What the task asks -> Gather all lines containing the string "features" and copy them out.

Begin Material provided

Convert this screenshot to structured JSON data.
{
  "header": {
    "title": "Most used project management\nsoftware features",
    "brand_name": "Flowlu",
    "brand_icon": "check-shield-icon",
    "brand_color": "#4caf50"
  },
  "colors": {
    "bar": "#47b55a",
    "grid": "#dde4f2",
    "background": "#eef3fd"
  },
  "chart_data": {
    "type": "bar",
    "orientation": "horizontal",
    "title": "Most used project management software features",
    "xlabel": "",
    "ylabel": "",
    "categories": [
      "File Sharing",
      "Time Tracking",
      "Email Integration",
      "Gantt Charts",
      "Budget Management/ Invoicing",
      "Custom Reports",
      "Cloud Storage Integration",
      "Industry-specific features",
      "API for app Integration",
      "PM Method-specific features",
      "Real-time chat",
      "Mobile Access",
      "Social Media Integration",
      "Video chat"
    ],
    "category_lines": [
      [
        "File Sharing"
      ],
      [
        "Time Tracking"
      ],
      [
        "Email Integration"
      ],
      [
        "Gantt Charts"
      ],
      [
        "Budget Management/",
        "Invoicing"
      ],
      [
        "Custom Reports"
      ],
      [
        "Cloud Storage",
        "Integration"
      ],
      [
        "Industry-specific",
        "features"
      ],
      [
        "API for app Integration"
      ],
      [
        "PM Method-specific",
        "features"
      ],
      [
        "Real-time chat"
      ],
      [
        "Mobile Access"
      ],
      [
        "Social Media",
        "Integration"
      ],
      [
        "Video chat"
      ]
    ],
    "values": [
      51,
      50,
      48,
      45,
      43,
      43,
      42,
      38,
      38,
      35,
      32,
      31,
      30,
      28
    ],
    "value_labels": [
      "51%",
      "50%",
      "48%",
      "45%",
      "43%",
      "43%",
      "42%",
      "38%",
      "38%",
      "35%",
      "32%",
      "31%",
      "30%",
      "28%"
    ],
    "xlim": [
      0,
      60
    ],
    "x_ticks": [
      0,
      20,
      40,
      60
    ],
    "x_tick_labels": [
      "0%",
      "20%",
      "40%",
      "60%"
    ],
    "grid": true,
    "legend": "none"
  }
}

End Material provided

Written solution ->
    "title": "Most used project management\nsoftware features",
    "title": "Most used project management software features",
      "Industry-specific features",
      "PM Method-specific features",
        "features"
        "features"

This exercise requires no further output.